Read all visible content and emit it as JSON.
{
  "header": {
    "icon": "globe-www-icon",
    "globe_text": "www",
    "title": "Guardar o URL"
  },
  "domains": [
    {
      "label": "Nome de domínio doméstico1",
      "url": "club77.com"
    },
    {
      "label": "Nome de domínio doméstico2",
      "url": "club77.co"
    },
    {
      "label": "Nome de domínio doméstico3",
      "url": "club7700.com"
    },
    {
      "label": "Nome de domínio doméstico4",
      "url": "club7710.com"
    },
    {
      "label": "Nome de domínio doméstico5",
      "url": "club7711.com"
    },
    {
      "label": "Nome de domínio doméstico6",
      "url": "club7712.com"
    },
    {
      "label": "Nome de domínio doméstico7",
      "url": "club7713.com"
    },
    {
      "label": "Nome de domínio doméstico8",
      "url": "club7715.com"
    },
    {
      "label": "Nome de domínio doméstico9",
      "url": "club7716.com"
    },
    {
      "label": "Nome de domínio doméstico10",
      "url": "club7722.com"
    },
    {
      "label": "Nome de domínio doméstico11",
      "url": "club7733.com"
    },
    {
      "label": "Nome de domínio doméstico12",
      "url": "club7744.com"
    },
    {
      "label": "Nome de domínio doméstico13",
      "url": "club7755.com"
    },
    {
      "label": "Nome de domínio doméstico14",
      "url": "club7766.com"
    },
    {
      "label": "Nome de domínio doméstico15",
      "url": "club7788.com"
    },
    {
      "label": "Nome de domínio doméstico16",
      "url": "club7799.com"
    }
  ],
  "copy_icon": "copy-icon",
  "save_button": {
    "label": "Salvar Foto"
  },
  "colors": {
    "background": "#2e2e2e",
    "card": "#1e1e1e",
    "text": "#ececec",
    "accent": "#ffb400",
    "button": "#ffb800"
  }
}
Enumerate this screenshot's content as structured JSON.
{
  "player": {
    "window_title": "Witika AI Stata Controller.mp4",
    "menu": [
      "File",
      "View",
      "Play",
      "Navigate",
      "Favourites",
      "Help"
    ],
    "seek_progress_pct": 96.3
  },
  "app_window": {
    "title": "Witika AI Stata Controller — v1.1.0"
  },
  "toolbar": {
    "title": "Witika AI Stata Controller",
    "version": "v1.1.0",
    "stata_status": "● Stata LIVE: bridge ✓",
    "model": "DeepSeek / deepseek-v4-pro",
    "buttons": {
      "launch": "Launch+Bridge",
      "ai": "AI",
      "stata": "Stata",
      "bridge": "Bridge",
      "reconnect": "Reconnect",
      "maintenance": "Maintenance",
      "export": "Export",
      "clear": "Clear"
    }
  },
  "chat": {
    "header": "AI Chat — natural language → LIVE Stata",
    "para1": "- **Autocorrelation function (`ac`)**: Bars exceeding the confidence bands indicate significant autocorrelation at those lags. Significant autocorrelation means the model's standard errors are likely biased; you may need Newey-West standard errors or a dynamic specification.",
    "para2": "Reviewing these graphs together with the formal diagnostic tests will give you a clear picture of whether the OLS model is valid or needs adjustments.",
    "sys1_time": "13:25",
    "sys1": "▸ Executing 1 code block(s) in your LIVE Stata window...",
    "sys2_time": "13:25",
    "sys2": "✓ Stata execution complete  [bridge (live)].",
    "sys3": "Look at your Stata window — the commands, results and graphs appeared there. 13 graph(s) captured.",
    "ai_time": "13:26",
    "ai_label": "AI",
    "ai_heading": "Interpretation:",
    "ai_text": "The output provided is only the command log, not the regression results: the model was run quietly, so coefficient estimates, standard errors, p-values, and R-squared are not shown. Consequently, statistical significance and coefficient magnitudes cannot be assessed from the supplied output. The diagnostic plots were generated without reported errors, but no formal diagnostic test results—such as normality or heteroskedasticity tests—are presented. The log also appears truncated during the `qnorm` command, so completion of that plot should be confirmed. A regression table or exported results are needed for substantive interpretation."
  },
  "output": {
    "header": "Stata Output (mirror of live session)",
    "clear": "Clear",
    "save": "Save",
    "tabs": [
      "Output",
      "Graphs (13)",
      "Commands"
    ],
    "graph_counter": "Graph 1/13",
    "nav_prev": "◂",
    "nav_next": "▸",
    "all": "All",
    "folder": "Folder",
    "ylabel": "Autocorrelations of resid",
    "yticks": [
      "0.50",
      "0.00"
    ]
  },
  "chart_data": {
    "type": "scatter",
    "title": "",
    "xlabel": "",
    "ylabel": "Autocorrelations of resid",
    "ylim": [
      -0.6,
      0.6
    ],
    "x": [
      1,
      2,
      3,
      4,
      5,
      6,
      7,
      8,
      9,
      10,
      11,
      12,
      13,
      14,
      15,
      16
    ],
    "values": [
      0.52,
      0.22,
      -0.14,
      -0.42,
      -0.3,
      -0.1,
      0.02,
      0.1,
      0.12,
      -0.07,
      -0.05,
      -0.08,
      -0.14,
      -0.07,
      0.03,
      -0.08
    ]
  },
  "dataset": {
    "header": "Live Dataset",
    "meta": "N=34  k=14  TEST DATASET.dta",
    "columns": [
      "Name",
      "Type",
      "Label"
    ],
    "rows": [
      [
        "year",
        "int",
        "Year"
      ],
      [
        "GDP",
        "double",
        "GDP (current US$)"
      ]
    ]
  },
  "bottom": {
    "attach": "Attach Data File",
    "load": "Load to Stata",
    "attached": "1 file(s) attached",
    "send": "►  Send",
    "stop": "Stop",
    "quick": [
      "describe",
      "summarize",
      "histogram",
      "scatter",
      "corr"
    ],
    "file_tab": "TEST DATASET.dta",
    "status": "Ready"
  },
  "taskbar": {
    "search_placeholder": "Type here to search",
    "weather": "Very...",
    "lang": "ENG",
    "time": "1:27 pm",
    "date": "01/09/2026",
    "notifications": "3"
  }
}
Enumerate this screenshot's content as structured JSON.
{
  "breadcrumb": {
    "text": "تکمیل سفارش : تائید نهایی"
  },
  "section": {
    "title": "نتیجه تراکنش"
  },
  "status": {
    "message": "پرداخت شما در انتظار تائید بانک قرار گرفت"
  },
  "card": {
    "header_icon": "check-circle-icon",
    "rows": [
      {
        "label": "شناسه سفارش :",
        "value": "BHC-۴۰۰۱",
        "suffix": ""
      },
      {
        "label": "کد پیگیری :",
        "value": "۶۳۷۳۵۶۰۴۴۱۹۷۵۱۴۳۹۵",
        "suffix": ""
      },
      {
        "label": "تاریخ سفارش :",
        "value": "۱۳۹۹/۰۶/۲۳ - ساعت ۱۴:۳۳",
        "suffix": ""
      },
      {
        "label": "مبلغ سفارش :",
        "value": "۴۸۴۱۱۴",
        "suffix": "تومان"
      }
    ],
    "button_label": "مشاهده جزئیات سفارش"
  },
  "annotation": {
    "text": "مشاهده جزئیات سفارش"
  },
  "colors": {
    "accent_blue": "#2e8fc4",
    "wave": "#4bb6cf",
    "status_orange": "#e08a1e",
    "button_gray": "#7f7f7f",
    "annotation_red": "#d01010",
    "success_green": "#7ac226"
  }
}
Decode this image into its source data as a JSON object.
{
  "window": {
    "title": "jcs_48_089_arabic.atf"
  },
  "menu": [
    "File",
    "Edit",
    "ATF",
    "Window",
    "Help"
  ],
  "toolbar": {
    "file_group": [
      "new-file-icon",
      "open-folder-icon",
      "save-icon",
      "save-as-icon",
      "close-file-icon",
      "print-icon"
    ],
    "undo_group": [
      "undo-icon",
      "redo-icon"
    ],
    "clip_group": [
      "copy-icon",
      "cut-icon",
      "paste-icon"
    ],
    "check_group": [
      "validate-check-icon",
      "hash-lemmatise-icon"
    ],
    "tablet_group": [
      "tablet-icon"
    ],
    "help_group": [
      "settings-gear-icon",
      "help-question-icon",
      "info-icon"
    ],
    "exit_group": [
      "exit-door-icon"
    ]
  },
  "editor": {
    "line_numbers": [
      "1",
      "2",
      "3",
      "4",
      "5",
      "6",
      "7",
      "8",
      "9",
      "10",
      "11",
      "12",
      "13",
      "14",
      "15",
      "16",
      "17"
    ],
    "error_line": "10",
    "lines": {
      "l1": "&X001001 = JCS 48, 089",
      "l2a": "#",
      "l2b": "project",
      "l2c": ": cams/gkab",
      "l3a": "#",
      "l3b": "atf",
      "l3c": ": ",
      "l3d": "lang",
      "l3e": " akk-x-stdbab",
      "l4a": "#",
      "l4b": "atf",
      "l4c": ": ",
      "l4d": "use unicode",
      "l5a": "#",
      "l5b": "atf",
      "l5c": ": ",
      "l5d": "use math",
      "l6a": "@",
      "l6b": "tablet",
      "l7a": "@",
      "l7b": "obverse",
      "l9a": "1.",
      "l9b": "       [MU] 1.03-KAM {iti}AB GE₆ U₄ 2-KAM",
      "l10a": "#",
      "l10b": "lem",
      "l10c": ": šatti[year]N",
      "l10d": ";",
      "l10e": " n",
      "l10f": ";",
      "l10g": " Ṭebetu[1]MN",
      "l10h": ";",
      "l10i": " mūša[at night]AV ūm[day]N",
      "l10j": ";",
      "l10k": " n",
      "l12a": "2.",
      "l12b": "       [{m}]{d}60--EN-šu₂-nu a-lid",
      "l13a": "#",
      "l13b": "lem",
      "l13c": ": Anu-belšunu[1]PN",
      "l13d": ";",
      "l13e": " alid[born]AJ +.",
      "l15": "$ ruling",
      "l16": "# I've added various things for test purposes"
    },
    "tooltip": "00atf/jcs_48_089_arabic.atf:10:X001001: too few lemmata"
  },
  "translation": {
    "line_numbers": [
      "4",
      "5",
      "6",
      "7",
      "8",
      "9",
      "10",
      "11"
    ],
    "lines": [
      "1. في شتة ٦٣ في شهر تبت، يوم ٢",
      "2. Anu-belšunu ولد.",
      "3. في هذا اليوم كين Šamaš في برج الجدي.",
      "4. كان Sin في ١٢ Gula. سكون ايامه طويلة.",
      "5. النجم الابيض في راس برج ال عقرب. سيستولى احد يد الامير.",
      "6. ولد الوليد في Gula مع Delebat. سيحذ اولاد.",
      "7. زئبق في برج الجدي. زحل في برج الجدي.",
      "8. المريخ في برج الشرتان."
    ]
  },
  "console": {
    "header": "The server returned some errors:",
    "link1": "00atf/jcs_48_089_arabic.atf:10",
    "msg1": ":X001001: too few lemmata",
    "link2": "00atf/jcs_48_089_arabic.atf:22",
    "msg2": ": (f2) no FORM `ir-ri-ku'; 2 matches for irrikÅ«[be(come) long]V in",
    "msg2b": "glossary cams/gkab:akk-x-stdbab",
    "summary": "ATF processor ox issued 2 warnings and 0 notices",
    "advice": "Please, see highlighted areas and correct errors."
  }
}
§ §
▸ What you should do: Count the lines in the records above that hold the word "cams", and give only that number.

▸ Written reply: 2